:: Task objective ::
Look below for the line with "Reverse-engineer this chart into JSON." and the line with "Extract the chart's"; repeat exactly those two lines and all lines between them, but no pictures.

:: Records shown ::
::::

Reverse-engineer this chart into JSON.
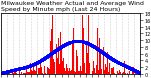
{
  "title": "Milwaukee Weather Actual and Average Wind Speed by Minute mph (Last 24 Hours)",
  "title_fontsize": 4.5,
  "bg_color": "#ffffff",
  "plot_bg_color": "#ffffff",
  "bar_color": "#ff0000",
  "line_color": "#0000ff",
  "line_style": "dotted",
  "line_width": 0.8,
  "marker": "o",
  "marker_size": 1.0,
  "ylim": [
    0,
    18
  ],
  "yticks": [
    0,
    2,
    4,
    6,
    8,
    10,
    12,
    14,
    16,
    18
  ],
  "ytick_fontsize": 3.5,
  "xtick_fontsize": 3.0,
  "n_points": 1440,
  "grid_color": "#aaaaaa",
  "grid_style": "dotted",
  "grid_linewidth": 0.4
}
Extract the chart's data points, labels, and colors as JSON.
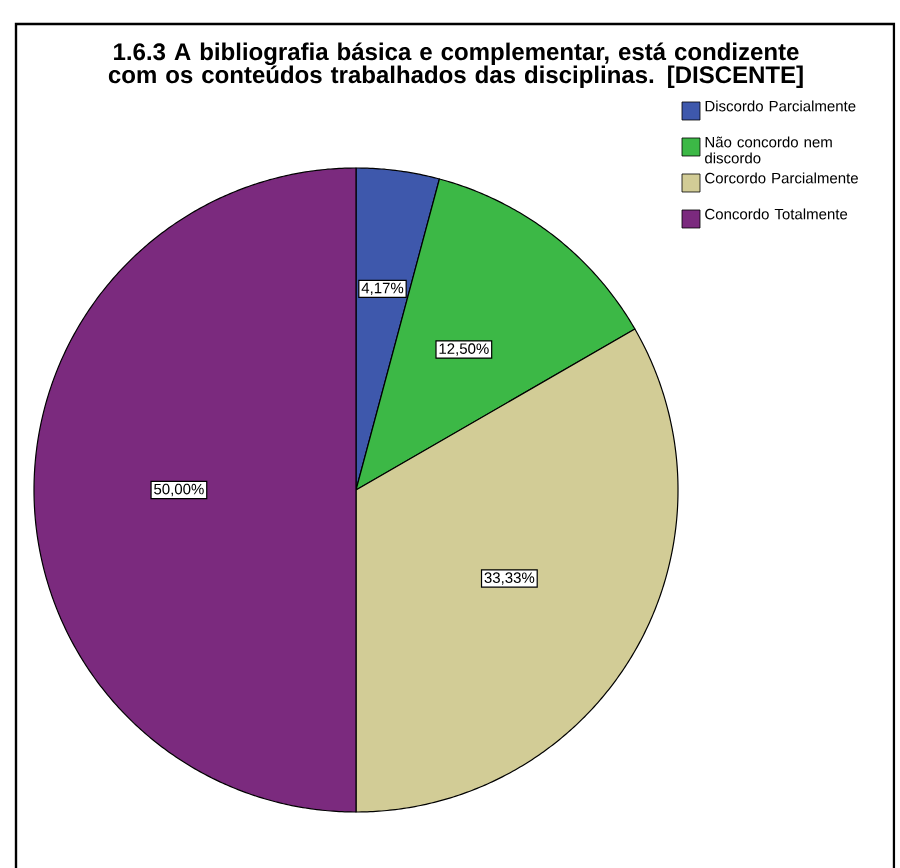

::::

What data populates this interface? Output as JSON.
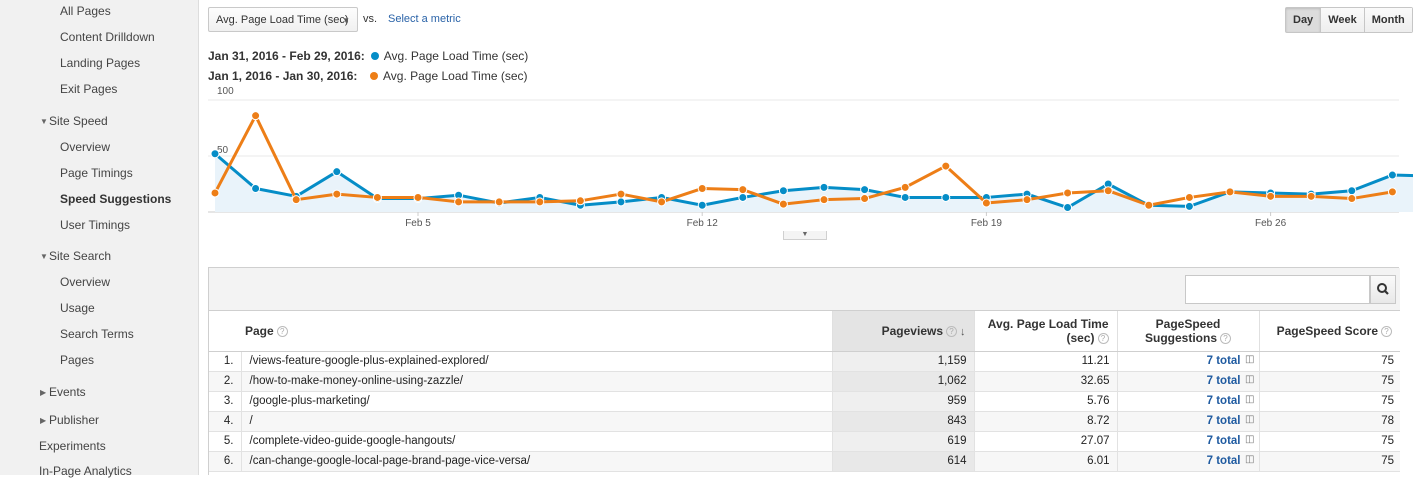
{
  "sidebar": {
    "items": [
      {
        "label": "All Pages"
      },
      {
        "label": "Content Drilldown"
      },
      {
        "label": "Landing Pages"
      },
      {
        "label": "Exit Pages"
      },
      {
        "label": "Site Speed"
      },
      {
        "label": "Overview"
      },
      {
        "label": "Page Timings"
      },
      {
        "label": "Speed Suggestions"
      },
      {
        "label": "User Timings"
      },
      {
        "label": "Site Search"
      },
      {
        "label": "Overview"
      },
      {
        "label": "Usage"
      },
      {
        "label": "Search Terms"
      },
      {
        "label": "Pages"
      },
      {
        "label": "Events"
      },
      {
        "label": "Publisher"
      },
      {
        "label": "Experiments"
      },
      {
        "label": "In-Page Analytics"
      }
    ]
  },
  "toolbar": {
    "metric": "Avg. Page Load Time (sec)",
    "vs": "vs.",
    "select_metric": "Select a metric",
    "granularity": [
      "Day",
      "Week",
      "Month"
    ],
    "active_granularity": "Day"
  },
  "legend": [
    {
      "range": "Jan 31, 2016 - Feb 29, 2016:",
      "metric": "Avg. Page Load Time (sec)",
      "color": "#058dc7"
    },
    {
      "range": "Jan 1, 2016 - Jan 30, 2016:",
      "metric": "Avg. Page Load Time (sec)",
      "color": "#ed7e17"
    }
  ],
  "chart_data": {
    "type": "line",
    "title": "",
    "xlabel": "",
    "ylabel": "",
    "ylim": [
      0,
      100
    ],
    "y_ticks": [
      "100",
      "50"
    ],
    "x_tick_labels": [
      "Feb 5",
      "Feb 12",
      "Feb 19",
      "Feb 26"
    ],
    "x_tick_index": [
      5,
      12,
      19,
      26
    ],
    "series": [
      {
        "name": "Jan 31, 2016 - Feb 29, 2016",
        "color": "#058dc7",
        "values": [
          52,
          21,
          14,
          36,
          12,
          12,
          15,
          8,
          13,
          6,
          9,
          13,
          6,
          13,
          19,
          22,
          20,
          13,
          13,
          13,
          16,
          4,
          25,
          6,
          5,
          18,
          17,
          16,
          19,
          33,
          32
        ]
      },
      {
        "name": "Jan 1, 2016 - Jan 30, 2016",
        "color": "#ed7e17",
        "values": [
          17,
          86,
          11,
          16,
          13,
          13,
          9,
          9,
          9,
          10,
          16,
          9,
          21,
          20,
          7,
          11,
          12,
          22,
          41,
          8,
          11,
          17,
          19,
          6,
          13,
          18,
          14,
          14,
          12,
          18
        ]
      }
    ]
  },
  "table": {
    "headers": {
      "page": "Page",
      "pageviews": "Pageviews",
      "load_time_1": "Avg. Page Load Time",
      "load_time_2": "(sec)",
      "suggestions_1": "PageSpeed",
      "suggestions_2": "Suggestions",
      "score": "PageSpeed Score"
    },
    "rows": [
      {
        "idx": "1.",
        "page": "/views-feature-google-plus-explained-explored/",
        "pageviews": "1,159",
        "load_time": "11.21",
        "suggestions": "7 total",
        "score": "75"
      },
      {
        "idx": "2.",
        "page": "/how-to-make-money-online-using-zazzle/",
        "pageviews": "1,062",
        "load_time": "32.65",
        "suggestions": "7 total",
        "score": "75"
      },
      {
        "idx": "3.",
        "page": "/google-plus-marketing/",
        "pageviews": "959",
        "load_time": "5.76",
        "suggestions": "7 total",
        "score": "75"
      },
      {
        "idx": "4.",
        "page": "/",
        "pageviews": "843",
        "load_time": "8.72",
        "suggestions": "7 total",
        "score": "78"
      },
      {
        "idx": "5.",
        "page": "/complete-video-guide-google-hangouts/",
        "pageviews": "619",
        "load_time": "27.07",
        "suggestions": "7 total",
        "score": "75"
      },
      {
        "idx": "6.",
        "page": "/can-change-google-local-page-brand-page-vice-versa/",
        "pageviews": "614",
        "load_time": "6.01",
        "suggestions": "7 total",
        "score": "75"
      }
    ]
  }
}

::::

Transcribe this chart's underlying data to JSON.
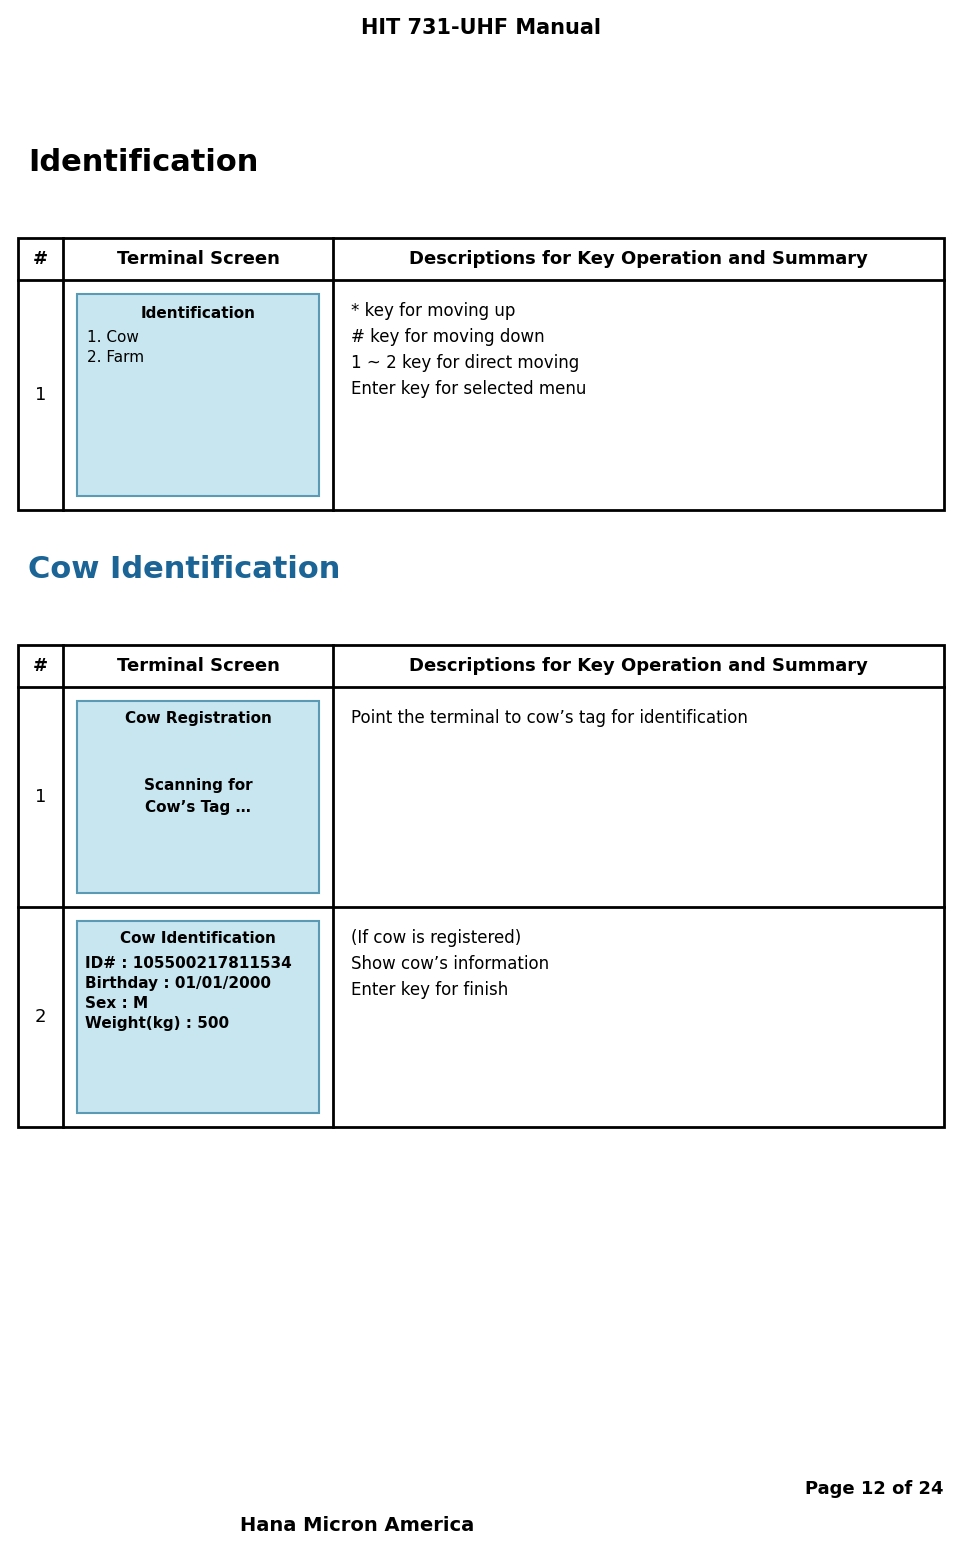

::::

:: Output below ::
Reverse-engineer this chart into JSON.
{
  "title": "Milwaukee Weather Actual and Average Wind Speed by Minute mph (Last 24 Hours)",
  "title_fontsize": 4.5,
  "bg_color": "#ffffff",
  "plot_bg_color": "#ffffff",
  "bar_color": "#ff0000",
  "line_color": "#0000ff",
  "line_style": "dotted",
  "line_width": 0.8,
  "marker": "o",
  "marker_size": 1.0,
  "ylim": [
    0,
    18
  ],
  "yticks": [
    0,
    2,
    4,
    6,
    8,
    10,
    12,
    14,
    16,
    18
  ],
  "ytick_fontsize": 3.5,
  "xtick_fontsize": 3.0,
  "n_points": 1440,
  "grid_color": "#aaaaaa",
  "grid_style": "dotted",
  "grid_linewidth": 0.4
}
Extract the chart's data points, labels, and colors as JSON.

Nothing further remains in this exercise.